### JOB
Produce an exact copy of all the records.

### Figure collection entries
........

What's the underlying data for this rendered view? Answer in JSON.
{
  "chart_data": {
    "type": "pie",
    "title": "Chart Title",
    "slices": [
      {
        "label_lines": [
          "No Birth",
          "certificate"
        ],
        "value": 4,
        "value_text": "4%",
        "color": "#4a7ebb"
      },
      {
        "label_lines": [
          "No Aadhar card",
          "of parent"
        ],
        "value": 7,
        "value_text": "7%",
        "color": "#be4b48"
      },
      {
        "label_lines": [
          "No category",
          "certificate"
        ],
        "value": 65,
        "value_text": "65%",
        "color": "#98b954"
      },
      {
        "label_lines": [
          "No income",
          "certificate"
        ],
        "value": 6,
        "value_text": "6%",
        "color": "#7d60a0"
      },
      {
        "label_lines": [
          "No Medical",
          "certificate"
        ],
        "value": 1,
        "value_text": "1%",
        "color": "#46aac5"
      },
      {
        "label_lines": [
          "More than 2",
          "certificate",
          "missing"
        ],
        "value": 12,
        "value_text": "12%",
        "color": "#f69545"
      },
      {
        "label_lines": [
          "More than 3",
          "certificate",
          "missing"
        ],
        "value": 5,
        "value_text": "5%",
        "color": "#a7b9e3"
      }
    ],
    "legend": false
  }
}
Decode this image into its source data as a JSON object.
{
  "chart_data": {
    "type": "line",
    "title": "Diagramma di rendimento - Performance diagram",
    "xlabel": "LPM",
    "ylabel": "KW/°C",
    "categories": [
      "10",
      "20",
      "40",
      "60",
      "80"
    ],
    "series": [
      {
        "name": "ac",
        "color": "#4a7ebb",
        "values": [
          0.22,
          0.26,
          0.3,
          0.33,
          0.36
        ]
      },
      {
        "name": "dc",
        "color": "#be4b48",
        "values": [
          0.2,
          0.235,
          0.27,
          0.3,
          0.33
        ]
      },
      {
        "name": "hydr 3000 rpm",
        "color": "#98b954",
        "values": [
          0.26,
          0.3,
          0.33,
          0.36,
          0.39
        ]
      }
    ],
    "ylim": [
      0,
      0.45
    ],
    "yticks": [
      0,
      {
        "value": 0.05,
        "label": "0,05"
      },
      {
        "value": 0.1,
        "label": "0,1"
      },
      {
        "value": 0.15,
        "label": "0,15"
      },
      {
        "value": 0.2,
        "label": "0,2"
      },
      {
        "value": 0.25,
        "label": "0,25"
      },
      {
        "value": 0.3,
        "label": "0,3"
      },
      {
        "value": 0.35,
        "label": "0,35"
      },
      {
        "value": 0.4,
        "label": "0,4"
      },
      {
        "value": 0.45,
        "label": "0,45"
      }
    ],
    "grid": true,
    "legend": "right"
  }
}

........

### SOLUTION
What's the underlying data for this rendered view? Answer in JSON.
{
  "chart_data": {
    "type": "pie",
    "title": "Chart Title",
    "slices": [
      {
        "label_lines": [
          "No Birth",
          "certificate"
        ],
        "value": 4,
        "value_text": "4%",
        "color": "#4a7ebb"
      },
      {
        "label_lines": [
          "No Aadhar card",
          "of parent"
        ],
        "value": 7,
        "value_text": "7%",
        "color": "#be4b48"
      },
      {
        "label_lines": [
          "No category",
          "certificate"
        ],
        "value": 65,
        "value_text": "65%",
        "color": "#98b954"
      },
      {
        "label_lines": [
          "No income",
          "certificate"
        ],
        "value": 6,
        "value_text": "6%",
        "color": "#7d60a0"
      },
      {
        "label_lines": [
          "No Medical",
          "certificate"
        ],
        "value": 1,
        "value_text": "1%",
        "color": "#46aac5"
      },
      {
        "label_lines": [
          "More than 2",
          "certificate",
          "missing"
        ],
        "value": 12,
        "value_text": "12%",
        "color": "#f69545"
      },
      {
        "label_lines": [
          "More than 3",
          "certificate",
          "missing"
        ],
        "value": 5,
        "value_text": "5%",
        "color": "#a7b9e3"
      }
    ],
    "legend": false
  }
}
Decode this image into its source data as a JSON object.
{
  "chart_data": {
    "type": "line",
    "title": "Diagramma di rendimento - Performance diagram",
    "xlabel": "LPM",
    "ylabel": "KW/°C",
    "categories": [
      "10",
      "20",
      "40",
      "60",
      "80"
    ],
    "series": [
      {
        "name": "ac",
        "color": "#4a7ebb",
        "values": [
          0.22,
          0.26,
          0.3,
          0.33,
          0.36
        ]
      },
      {
        "name": "dc",
        "color": "#be4b48",
        "values": [
          0.2,
          0.235,
          0.27,
          0.3,
          0.33
        ]
      },
      {
        "name": "hydr 3000 rpm",
        "color": "#98b954",
        "values": [
          0.26,
          0.3,
          0.33,
          0.36,
          0.39
        ]
      }
    ],
    "ylim": [
      0,
      0.45
    ],
    "yticks": [
      0,
      {
        "value": 0.05,
        "label": "0,05"
      },
      {
        "value": 0.1,
        "label": "0,1"
      },
      {
        "value": 0.15,
        "label": "0,15"
      },
      {
        "value": 0.2,
        "label": "0,2"
      },
      {
        "value": 0.25,
        "label": "0,25"
      },
      {
        "value": 0.3,
        "label": "0,3"
      },
      {
        "value": 0.35,
        "label": "0,35"
      },
      {
        "value": 0.4,
        "label": "0,4"
      },
      {
        "value": 0.45,
        "label": "0,45"
      }
    ],
    "grid": true,
    "legend": "right"
  }
}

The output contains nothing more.